But the copyright notice on the displayed strips read "Features" - plural.
Any idea how long that lasted?
 
Those jokes must have been moldy even then! Reminds me of Jerry on the Job, but still fun!
 
Reminds me even more of Needlenose Noonan, Jerry's cousin.
 
Hi DD -- It was Tom Heintjes who pointed out the lack of an 's' on UFS to me many years ago when I made the error on an article I wrote for Hogan's Alley. I still have to remind myself every time I type in the name to be sure to drop the 'S'. As for how long the 'S' stood when they first got rolling, that's hard to answer. Looking at newspapers online, I see the copyright without an 's' right from the beginning of Casey in other papers. Why it was given with an 'S' in the Buffalo Express (whence my samples came) is a mystery. Looks like a normal syndicate slug to me, but I guess the newspaper typecast it themselves. -- Allan

PS -- DD, is Daily Cartoonist no longer sending emails? Mine stopped, and its not going into spam as best I can tell.

*Extracted records*:
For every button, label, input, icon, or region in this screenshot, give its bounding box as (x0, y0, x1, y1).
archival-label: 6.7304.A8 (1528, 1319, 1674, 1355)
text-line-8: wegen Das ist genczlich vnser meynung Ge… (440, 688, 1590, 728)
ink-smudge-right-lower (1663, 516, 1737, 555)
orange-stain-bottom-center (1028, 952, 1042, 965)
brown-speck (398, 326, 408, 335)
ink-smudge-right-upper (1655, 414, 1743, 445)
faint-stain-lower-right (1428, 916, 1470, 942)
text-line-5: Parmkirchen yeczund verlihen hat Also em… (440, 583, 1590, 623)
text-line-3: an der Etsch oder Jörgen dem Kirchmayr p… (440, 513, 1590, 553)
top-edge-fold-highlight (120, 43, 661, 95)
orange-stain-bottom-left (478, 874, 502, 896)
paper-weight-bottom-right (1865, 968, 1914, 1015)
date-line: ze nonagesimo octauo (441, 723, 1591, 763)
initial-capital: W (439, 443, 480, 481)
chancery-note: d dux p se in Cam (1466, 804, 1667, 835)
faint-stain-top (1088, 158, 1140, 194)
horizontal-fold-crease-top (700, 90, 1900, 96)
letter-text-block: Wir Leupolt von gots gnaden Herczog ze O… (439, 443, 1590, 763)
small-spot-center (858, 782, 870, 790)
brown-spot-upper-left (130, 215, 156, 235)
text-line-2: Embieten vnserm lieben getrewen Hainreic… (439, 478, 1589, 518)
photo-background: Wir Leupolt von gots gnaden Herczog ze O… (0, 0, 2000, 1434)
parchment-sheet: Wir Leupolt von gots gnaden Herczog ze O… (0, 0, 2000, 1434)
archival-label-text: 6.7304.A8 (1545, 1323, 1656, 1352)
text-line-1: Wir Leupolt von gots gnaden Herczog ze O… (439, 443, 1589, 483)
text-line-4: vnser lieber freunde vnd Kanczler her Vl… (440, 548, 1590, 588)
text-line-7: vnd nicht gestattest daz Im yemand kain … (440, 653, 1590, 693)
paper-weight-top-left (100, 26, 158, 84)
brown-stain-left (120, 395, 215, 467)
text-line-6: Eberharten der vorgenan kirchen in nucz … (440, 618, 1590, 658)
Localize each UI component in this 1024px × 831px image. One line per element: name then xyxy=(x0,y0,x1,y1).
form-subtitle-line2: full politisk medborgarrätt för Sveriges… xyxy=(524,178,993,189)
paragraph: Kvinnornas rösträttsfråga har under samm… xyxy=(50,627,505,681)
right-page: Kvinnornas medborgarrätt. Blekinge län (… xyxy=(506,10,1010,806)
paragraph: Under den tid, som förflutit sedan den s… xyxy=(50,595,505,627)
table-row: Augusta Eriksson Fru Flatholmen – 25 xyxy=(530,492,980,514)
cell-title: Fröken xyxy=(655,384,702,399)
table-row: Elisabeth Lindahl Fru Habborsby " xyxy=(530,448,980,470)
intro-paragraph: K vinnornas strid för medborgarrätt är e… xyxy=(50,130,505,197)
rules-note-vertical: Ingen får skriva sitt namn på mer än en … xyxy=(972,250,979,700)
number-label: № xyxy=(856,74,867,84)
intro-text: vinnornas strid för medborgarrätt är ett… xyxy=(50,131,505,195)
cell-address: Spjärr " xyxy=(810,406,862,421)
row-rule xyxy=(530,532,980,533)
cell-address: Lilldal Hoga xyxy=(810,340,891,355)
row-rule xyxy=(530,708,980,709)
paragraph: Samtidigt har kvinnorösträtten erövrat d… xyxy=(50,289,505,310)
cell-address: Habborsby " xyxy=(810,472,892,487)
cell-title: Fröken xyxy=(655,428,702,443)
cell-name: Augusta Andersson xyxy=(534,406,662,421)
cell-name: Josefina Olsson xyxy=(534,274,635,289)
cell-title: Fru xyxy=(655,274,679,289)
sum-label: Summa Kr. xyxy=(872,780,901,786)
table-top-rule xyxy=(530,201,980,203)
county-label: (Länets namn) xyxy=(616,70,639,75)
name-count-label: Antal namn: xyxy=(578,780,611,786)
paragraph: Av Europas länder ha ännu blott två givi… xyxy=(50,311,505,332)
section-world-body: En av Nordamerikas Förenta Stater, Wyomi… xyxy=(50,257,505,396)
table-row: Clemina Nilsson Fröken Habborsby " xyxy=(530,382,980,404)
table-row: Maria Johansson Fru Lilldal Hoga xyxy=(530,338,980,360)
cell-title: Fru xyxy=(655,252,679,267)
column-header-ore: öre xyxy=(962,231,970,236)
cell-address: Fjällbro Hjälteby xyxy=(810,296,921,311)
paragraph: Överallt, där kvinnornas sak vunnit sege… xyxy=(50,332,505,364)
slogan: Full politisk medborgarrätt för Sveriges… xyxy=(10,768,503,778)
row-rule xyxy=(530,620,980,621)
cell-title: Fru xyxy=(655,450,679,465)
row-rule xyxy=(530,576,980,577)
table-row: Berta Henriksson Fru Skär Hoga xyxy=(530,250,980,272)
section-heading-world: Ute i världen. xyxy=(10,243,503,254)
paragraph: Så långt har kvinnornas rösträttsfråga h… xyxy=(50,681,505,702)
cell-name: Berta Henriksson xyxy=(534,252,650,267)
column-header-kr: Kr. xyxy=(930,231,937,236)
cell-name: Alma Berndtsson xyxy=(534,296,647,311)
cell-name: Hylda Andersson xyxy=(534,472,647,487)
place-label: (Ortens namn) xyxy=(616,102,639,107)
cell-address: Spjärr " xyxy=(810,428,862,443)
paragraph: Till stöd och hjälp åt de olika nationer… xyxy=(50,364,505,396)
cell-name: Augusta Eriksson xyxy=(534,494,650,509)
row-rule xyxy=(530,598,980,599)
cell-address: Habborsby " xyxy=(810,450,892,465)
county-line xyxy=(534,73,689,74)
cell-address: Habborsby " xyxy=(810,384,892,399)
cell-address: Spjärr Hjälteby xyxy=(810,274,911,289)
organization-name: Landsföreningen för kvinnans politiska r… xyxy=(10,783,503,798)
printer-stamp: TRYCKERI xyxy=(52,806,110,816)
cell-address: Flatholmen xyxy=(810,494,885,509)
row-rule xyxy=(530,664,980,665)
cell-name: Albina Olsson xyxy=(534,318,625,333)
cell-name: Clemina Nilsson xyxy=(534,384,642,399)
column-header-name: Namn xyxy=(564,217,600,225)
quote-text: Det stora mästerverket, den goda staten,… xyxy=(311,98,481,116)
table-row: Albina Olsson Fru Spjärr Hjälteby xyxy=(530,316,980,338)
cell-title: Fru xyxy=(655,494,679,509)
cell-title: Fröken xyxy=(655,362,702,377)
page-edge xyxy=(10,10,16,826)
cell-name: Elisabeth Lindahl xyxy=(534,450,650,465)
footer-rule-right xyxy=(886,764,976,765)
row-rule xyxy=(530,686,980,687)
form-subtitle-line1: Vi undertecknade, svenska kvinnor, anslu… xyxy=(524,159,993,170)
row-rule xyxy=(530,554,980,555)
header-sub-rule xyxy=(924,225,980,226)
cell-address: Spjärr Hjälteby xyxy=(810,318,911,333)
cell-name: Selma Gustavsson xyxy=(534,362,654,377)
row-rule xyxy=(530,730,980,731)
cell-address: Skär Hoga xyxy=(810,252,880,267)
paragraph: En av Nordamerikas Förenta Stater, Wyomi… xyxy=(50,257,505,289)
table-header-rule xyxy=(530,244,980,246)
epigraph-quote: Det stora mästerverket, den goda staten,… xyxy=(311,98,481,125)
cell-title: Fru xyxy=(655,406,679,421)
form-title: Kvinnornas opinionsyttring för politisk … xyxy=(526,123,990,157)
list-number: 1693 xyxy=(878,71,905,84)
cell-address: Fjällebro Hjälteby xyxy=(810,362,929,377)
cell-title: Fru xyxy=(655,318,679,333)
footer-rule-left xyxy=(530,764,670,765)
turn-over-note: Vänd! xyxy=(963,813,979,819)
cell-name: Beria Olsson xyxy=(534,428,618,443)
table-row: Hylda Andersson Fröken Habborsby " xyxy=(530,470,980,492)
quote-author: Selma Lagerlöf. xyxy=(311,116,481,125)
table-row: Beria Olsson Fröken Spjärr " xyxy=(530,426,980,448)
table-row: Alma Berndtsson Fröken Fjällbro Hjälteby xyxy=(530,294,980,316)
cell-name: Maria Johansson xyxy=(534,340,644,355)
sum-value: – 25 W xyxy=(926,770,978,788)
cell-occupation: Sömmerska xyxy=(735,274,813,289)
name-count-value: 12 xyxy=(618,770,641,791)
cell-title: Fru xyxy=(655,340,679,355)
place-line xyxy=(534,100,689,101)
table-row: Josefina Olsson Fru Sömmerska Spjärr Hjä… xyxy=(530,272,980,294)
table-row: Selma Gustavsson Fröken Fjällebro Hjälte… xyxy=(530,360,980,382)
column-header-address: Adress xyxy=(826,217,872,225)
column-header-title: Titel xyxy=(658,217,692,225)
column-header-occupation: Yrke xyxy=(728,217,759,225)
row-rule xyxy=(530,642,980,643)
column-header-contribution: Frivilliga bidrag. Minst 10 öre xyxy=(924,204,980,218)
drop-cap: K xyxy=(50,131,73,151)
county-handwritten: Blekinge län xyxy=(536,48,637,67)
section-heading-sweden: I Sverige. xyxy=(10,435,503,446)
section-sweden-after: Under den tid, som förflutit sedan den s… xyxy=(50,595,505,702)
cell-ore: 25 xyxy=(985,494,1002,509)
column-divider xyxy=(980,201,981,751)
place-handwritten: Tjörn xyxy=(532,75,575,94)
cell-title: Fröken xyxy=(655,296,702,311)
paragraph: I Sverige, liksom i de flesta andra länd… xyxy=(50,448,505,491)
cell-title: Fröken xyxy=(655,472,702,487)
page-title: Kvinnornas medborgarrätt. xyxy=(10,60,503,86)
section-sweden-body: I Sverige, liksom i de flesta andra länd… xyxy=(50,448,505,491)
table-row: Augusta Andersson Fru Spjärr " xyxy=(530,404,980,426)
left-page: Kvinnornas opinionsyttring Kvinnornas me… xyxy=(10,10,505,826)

*Request 1*: In the comment thread about the syndicate's name, why do the displayed strips carry "Features" with an 's', according to Allan's reply? Answer in one to three sentences.
*Request 2*: Write the next part of the comment thread about the syndicate's name, picking up after its last comment.

*Expected output 1*: The samples came from the Buffalo Express, which printed the copyright with an 'S', while other papers show it without an 's' from the start of Casey. Allan guesses the Buffalo paper typecast the notice itself instead of using the normal syndicate slug.

*Expected output 2*:
 
I can't help but notice that the "S" in "Features" is misaligned from the rest of the copyright slug. Which makes me thing somebody added that in later.
 
Allan - I asked around and apparently some people still get emails on occasion (for whatever reason),
but according to the powers in charge they are "not something we’re actively supporting or maintaining."
 
DD --
Major :-(

Maybe I'm in a too small fan group but I would consider a Daily Cartoonist email worth a $ subscription plan.